Saved data entries:
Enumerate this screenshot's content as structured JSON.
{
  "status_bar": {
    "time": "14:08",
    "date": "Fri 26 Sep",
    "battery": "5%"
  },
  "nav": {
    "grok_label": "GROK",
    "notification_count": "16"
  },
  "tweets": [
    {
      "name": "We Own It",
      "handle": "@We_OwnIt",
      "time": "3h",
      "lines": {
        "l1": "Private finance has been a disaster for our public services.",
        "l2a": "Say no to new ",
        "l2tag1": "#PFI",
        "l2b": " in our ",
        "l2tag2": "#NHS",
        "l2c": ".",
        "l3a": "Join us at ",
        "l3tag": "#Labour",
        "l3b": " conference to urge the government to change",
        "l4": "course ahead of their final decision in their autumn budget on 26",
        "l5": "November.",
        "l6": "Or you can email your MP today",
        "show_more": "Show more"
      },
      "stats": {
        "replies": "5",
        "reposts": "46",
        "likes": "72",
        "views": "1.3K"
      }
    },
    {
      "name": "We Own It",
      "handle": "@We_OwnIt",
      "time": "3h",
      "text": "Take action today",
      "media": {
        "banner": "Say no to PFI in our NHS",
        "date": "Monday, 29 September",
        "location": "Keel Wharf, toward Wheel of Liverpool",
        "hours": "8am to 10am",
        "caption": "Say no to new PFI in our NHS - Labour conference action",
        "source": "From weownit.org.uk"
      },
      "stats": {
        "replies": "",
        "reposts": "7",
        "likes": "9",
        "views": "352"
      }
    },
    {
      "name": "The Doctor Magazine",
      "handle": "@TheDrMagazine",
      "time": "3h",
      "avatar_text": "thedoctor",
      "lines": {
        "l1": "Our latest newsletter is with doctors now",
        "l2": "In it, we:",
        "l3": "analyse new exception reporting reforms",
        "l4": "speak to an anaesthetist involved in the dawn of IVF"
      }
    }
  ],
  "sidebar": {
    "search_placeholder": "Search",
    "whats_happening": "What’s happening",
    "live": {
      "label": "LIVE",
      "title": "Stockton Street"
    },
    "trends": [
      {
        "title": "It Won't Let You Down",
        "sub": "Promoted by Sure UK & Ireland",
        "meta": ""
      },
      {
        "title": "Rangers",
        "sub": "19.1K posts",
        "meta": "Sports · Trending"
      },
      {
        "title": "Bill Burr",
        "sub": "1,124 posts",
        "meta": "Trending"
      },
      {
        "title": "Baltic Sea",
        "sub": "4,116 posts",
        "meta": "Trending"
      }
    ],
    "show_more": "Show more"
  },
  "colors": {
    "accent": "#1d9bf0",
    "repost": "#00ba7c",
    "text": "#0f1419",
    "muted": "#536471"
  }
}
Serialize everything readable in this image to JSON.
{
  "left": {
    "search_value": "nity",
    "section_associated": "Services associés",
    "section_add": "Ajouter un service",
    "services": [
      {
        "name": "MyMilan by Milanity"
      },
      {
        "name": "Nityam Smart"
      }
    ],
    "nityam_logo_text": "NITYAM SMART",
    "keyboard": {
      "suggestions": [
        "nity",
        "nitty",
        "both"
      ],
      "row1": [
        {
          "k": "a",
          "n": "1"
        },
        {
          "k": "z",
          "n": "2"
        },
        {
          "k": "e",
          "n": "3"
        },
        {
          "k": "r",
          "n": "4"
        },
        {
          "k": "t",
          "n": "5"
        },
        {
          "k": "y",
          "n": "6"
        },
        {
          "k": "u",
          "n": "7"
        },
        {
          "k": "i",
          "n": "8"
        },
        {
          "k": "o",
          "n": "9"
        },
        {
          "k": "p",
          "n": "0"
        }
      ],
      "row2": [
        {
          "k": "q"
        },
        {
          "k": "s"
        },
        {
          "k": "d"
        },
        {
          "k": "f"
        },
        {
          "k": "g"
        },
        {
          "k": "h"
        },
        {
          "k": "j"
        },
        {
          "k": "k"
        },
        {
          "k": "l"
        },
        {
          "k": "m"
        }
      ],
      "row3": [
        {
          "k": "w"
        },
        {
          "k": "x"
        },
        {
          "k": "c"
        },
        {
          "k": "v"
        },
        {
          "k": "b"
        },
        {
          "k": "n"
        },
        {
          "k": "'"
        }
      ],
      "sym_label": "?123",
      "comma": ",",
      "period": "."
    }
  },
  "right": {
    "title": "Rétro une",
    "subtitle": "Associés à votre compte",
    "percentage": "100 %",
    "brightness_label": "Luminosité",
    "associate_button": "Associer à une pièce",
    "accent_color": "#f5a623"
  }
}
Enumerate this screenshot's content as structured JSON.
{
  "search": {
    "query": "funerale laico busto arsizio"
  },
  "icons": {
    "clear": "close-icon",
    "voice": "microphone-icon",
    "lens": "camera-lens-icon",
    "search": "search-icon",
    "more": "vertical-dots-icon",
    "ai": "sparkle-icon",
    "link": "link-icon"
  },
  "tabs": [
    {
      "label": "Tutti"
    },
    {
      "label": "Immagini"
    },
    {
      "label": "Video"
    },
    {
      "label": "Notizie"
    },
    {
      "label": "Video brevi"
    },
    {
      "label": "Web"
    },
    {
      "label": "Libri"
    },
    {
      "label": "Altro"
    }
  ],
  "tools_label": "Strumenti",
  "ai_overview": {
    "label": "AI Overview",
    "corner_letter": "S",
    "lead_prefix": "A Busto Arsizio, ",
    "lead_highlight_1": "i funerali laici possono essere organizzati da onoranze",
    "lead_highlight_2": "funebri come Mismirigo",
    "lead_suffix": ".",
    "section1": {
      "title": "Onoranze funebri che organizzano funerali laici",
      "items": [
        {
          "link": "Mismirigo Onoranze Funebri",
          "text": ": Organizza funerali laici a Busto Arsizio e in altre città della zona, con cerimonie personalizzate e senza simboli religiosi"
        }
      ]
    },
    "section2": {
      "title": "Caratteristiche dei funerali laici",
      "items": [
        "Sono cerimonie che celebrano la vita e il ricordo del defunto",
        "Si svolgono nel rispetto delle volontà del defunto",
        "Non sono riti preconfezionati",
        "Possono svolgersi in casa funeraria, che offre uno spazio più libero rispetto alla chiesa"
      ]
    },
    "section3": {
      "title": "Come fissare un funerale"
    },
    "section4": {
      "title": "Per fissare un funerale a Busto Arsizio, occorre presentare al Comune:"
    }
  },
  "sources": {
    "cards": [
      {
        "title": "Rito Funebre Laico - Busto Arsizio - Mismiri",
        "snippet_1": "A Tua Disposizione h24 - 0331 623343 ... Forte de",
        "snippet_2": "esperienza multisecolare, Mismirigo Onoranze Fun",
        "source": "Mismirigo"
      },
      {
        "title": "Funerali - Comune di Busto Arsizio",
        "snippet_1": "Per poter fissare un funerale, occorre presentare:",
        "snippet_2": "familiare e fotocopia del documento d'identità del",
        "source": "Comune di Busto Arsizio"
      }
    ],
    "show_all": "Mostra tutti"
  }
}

§ TASK INSTRUCTIONS
Would you reproduce all the entries exactly?

§ FINAL RESULT
Enumerate this screenshot's content as structured JSON.
{
  "status_bar": {
    "time": "14:08",
    "date": "Fri 26 Sep",
    "battery": "5%"
  },
  "nav": {
    "grok_label": "GROK",
    "notification_count": "16"
  },
  "tweets": [
    {
      "name": "We Own It",
      "handle": "@We_OwnIt",
      "time": "3h",
      "lines": {
        "l1": "Private finance has been a disaster for our public services.",
        "l2a": "Say no to new ",
        "l2tag1": "#PFI",
        "l2b": " in our ",
        "l2tag2": "#NHS",
        "l2c": ".",
        "l3a": "Join us at ",
        "l3tag": "#Labour",
        "l3b": " conference to urge the government to change",
        "l4": "course ahead of their final decision in their autumn budget on 26",
        "l5": "November.",
        "l6": "Or you can email your MP today",
        "show_more": "Show more"
      },
      "stats": {
        "replies": "5",
        "reposts": "46",
        "likes": "72",
        "views": "1.3K"
      }
    },
    {
      "name": "We Own It",
      "handle": "@We_OwnIt",
      "time": "3h",
      "text": "Take action today",
      "media": {
        "banner": "Say no to PFI in our NHS",
        "date": "Monday, 29 September",
        "location": "Keel Wharf, toward Wheel of Liverpool",
        "hours": "8am to 10am",
        "caption": "Say no to new PFI in our NHS - Labour conference action",
        "source": "From weownit.org.uk"
      },
      "stats": {
        "replies": "",
        "reposts": "7",
        "likes": "9",
        "views": "352"
      }
    },
    {
      "name": "The Doctor Magazine",
      "handle": "@TheDrMagazine",
      "time": "3h",
      "avatar_text": "thedoctor",
      "lines": {
        "l1": "Our latest newsletter is with doctors now",
        "l2": "In it, we:",
        "l3": "analyse new exception reporting reforms",
        "l4": "speak to an anaesthetist involved in the dawn of IVF"
      }
    }
  ],
  "sidebar": {
    "search_placeholder": "Search",
    "whats_happening": "What’s happening",
    "live": {
      "label": "LIVE",
      "title": "Stockton Street"
    },
    "trends": [
      {
        "title": "It Won't Let You Down",
        "sub": "Promoted by Sure UK & Ireland",
        "meta": ""
      },
      {
        "title": "Rangers",
        "sub": "19.1K posts",
        "meta": "Sports · Trending"
      },
      {
        "title": "Bill Burr",
        "sub": "1,124 posts",
        "meta": "Trending"
      },
      {
        "title": "Baltic Sea",
        "sub": "4,116 posts",
        "meta": "Trending"
      }
    ],
    "show_more": "Show more"
  },
  "colors": {
    "accent": "#1d9bf0",
    "repost": "#00ba7c",
    "text": "#0f1419",
    "muted": "#536471"
  }
}
Serialize everything readable in this image to JSON.
{
  "left": {
    "search_value": "nity",
    "section_associated": "Services associés",
    "section_add": "Ajouter un service",
    "services": [
      {
        "name": "MyMilan by Milanity"
      },
      {
        "name": "Nityam Smart"
      }
    ],
    "nityam_logo_text": "NITYAM SMART",
    "keyboard": {
      "suggestions": [
        "nity",
        "nitty",
        "both"
      ],
      "row1": [
        {
          "k": "a",
          "n": "1"
        },
        {
          "k": "z",
          "n": "2"
        },
        {
          "k": "e",
          "n": "3"
        },
        {
          "k": "r",
          "n": "4"
        },
        {
          "k": "t",
          "n": "5"
        },
        {
          "k": "y",
          "n": "6"
        },
        {
          "k": "u",
          "n": "7"
        },
        {
          "k": "i",
          "n": "8"
        },
        {
          "k": "o",
          "n": "9"
        },
        {
          "k": "p",
          "n": "0"
        }
      ],
      "row2": [
        {
          "k": "q"
        },
        {
          "k": "s"
        },
        {
          "k": "d"
        },
        {
          "k": "f"
        },
        {
          "k": "g"
        },
        {
          "k": "h"
        },
        {
          "k": "j"
        },
        {
          "k": "k"
        },
        {
          "k": "l"
        },
        {
          "k": "m"
        }
      ],
      "row3": [
        {
          "k": "w"
        },
        {
          "k": "x"
        },
        {
          "k": "c"
        },
        {
          "k": "v"
        },
        {
          "k": "b"
        },
        {
          "k": "n"
        },
        {
          "k": "'"
        }
      ],
      "sym_label": "?123",
      "comma": ",",
      "period": "."
    }
  },
  "right": {
    "title": "Rétro une",
    "subtitle": "Associés à votre compte",
    "percentage": "100 %",
    "brightness_label": "Luminosité",
    "associate_button": "Associer à une pièce",
    "accent_color": "#f5a623"
  }
}
Enumerate this screenshot's content as structured JSON.
{
  "search": {
    "query": "funerale laico busto arsizio"
  },
  "icons": {
    "clear": "close-icon",
    "voice": "microphone-icon",
    "lens": "camera-lens-icon",
    "search": "search-icon",
    "more": "vertical-dots-icon",
    "ai": "sparkle-icon",
    "link": "link-icon"
  },
  "tabs": [
    {
      "label": "Tutti"
    },
    {
      "label": "Immagini"
    },
    {
      "label": "Video"
    },
    {
      "label": "Notizie"
    },
    {
      "label": "Video brevi"
    },
    {
      "label": "Web"
    },
    {
      "label": "Libri"
    },
    {
      "label": "Altro"
    }
  ],
  "tools_label": "Strumenti",
  "ai_overview": {
    "label": "AI Overview",
    "corner_letter": "S",
    "lead_prefix": "A Busto Arsizio, ",
    "lead_highlight_1": "i funerali laici possono essere organizzati da onoranze",
    "lead_highlight_2": "funebri come Mismirigo",
    "lead_suffix": ".",
    "section1": {
      "title": "Onoranze funebri che organizzano funerali laici",
      "items": [
        {
          "link": "Mismirigo Onoranze Funebri",
          "text": ": Organizza funerali laici a Busto Arsizio e in altre città della zona, con cerimonie personalizzate e senza simboli religiosi"
        }
      ]
    },
    "section2": {
      "title": "Caratteristiche dei funerali laici",
      "items": [
        "Sono cerimonie che celebrano la vita e il ricordo del defunto",
        "Si svolgono nel rispetto delle volontà del defunto",
        "Non sono riti preconfezionati",
        "Possono svolgersi in casa funeraria, che offre uno spazio più libero rispetto alla chiesa"
      ]
    },
    "section3": {
      "title": "Come fissare un funerale"
    },
    "section4": {
      "title": "Per fissare un funerale a Busto Arsizio, occorre presentare al Comune:"
    }
  },
  "sources": {
    "cards": [
      {
        "title": "Rito Funebre Laico - Busto Arsizio - Mismiri",
        "snippet_1": "A Tua Disposizione h24 - 0331 623343 ... Forte de",
        "snippet_2": "esperienza multisecolare, Mismirigo Onoranze Fun",
        "source": "Mismirigo"
      },
      {
        "title": "Funerali - Comune di Busto Arsizio",
        "snippet_1": "Per poter fissare un funerale, occorre presentare:",
        "snippet_2": "familiare e fotocopia del documento d'identità del",
        "source": "Comune di Busto Arsizio"
      }
    ],
    "show_all": "Mostra tutti"
  }
}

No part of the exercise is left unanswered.